# Given information:
(begin)

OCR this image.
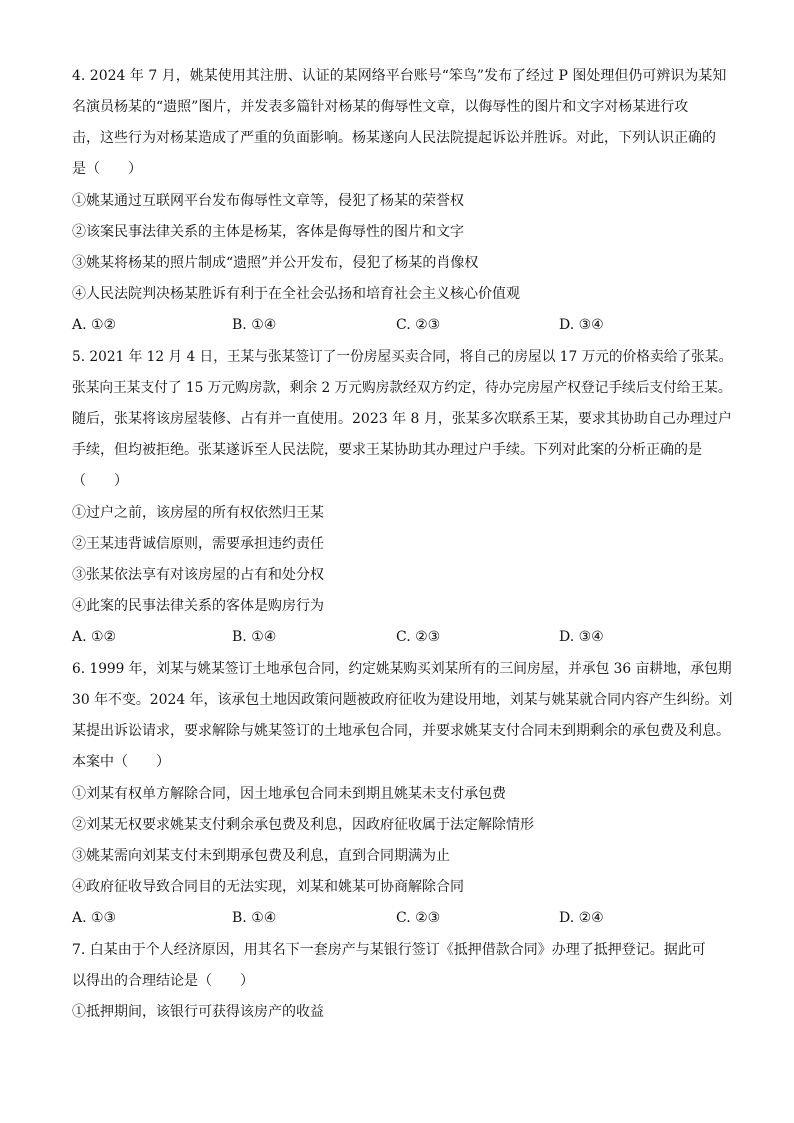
4. 2024 年 7 月，姚某使用其注册、认证的某网络平台账号“笨鸟”发布了经过 P 图处理但仍可辨识为某知
名演员杨某的“遗照”图片，并发表多篇针对杨某的侮辱性文章，以侮辱性的图片和文字对杨某进行攻
击，这些行为对杨某造成了严重的负面影响。杨某遂向人民法院提起诉讼并胜诉。对此，下列认识正确的
是（　　）
①姚某通过互联网平台发布侮辱性文章等，侵犯了杨某的荣誉权
②该案民事法律关系的主体是杨某，客体是侮辱性的图片和文字
③姚某将杨某的照片制成“遗照”并公开发布，侵犯了杨某的肖像权
④人民法院判决杨某胜诉有利于在全社会弘扬和培育社会主义核心价值观
A. ①②	B. ①④	C. ②③	D. ③④
5. 2021 年 12 月 4 日，王某与张某签订了一份房屋买卖合同，将自己的房屋以 17 万元的价格卖给了张某。
张某向王某支付了 15 万元购房款，剩余 2 万元购房款经双方约定，待办完房屋产权登记手续后支付给王某。
随后，张某将该房屋装修、占有并一直使用。2023 年 8 月，张某多次联系王某，要求其协助自己办理过户
手续，但均被拒绝。张某遂诉至人民法院，要求王某协助其办理过户手续。下列对此案的分析正确的是
（　　）
①过户之前，该房屋的所有权依然归王某
②王某违背诚信原则，需要承担违约责任
③张某依法享有对该房屋的占有和处分权
④此案的民事法律关系的客体是购房行为
A. ①②	B. ①④	C. ②③	D. ③④
6. 1999 年，刘某与姚某签订土地承包合同，约定姚某购买刘某所有的三间房屋，并承包 36 亩耕地，承包期
30 年不变。2024 年，该承包土地因政策问题被政府征收为建设用地，刘某与姚某就合同内容产生纠纷。刘
某提出诉讼请求，要求解除与姚某签订的土地承包合同，并要求姚某支付合同未到期剩余的承包费及利息。
本案中（　　）
①刘某有权单方解除合同，因土地承包合同未到期且姚某未支付承包费
②刘某无权要求姚某支付剩余承包费及利息，因政府征收属于法定解除情形
③姚某需向刘某支付未到期承包费及利息，直到合同期满为止
④政府征收导致合同目的无法实现，刘某和姚某可协商解除合同
A. ①③	B. ①④	C. ②③	D. ②④
7. 白某由于个人经济原因，用其名下一套房产与某银行签订《抵押借款合同》办理了抵押登记。据此可
以得出的合理结论是（　　）
①抵押期间，该银行可获得该房产的收益
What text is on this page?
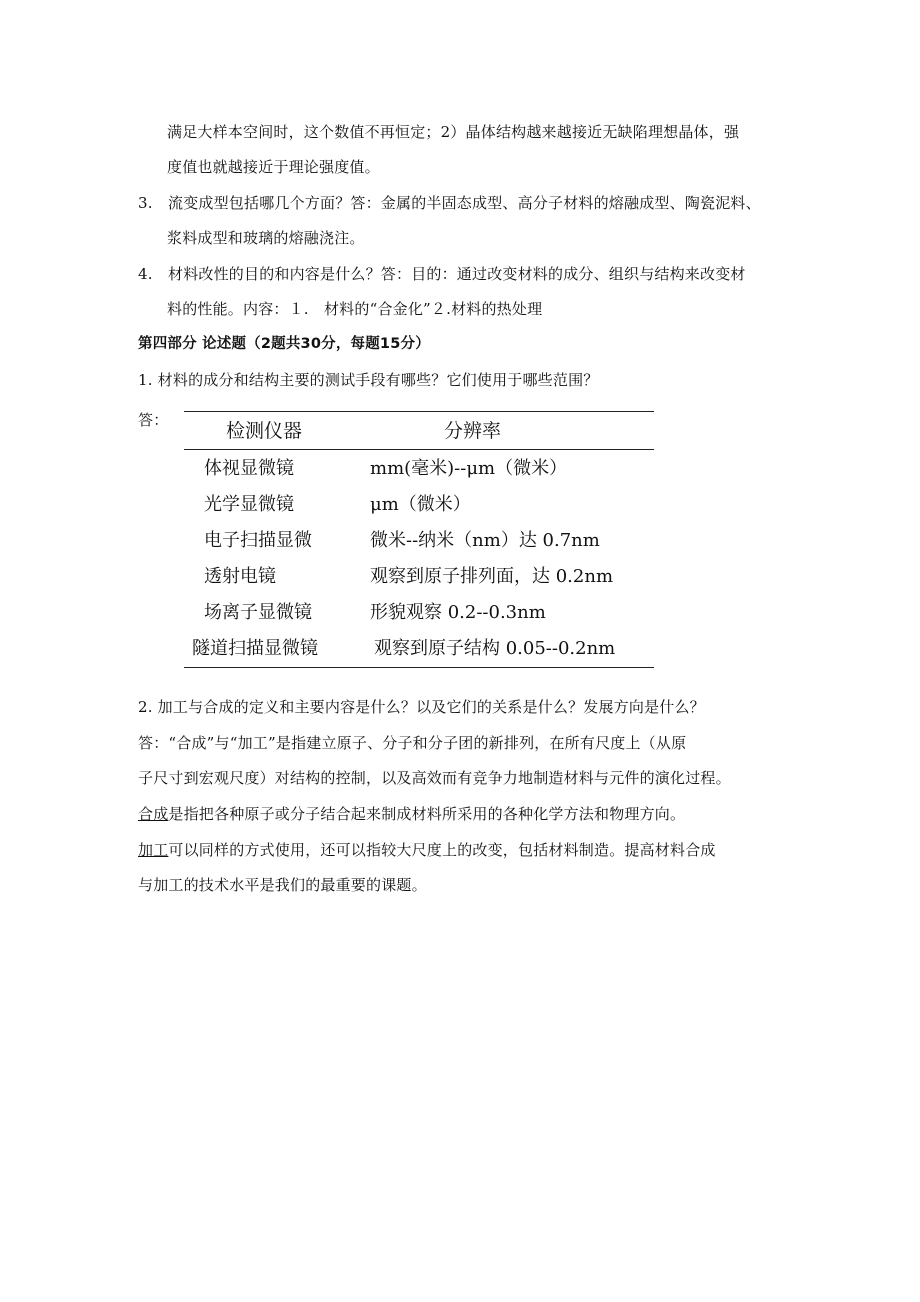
满足大样本空间时，这个数值不再恒定；2）晶体结构越来越接近无缺陷理想晶体，强
度值也就越接近于理论强度值。
3. 流变成型包括哪几个方面？答：金属的半固态成型、高分子材料的熔融成型、陶瓷泥料、
浆料成型和玻璃的熔融浇注。
4. 材料改性的目的和内容是什么？答：目的：通过改变材料的成分、组织与结构来改变材
料的性能。内容：１.　材料的“合金化”２.材料的热处理
第四部分 论述题（2题共30分，每题15分）
1. 材料的成分和结构主要的测试手段有哪些？它们使用于哪些范围？
答：	检测仪器	分辨率
体视显微镜	mm(毫米)--μm（微米）
光学显微镜	μm（微米）
电子扫描显微	微米--纳米（nm）达 0.7nm
透射电镜	观察到原子排列面，达 0.2nm
场离子显微镜	形貌观察 0.2--0.3nm
隧道扫描显微镜	观察到原子结构 0.05--0.2nm
2. 加工与合成的定义和主要内容是什么？以及它们的关系是什么？发展方向是什么？
答：“合成”与“加工”是指建立原子、分子和分子团的新排列，在所有尺度上（从原
子尺寸到宏观尺度）对结构的控制，以及高效而有竞争力地制造材料与元件的演化过程。
合成是指把各种原子或分子结合起来制成材料所采用的各种化学方法和物理方向。
加工可以同样的方式使用，还可以指较大尺度上的改变，包括材料制造。提高材料合成
与加工的技术水平是我们的最重要的课题。
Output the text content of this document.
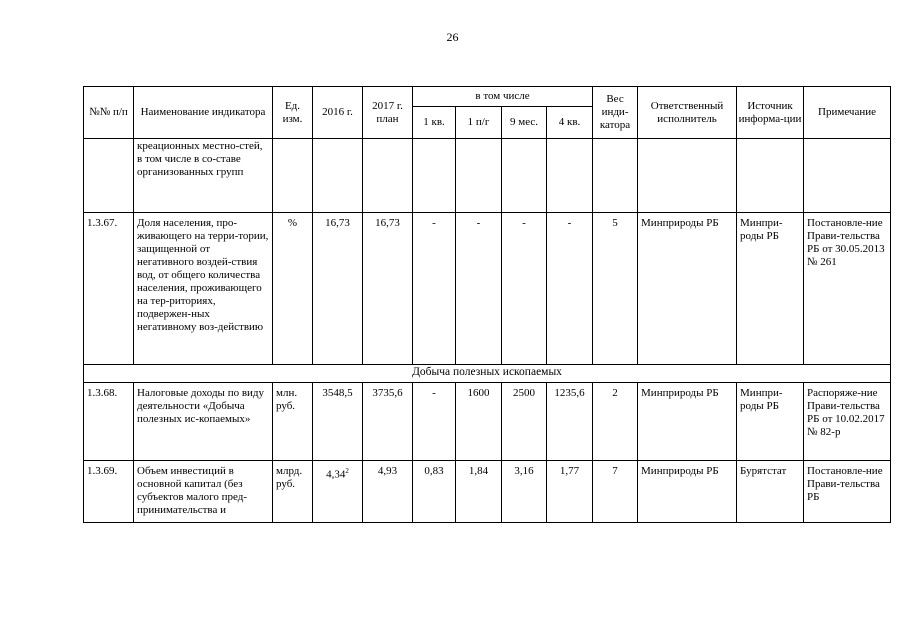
26
№№ п/п	Наименование индикатора	Ед. изм.	2016 г.	2017 г. план	в том числе				Вес инди-катора	Ответственный исполнитель	Источник информа-ции	Примечание
					1 кв.	1 п/г	9 мес.	4 кв.				
	креационных местно-стей, в том числе в со-ставе организованных групп											
1.3.67.	Доля населения, про-живающего на терри-тории, защищенной от негативного воздей-ствия вод, от общего количества населения, проживающего на тер-риториях, подвержен-ных негативному воз-действию	%	16,73	16,73	-	-	-	-	5	Минприроды РБ	Минпри-роды РБ	Постановле-ние Прави-тельства РБ от 30.05.2013 № 261
Добыча полезных ископаемых												
1.3.68.	Налоговые доходы по виду деятельности «Добыча полезных ис-копаемых»	млн. руб.	3548,5	3735,6	-	1600	2500	1235,6	2	Минприроды РБ	Минпри-роды РБ	Распоряже-ние Прави-тельства РБ от 10.02.2017 № 82-р
1.3.69.	Объем инвестиций в основной капитал (без субъектов малого пред-принимательства и	млрд. руб.	4,34$^2$	4,93	0,83	1,84	3,16	1,77	7	Минприроды РБ	Бурятстат	Постановле-ние Прави-тельства РБ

(end)

# Set problem:
For each line of the entries that includes "text", show that line.

# Task answer:
What text is on this page?
Output the text content of this document.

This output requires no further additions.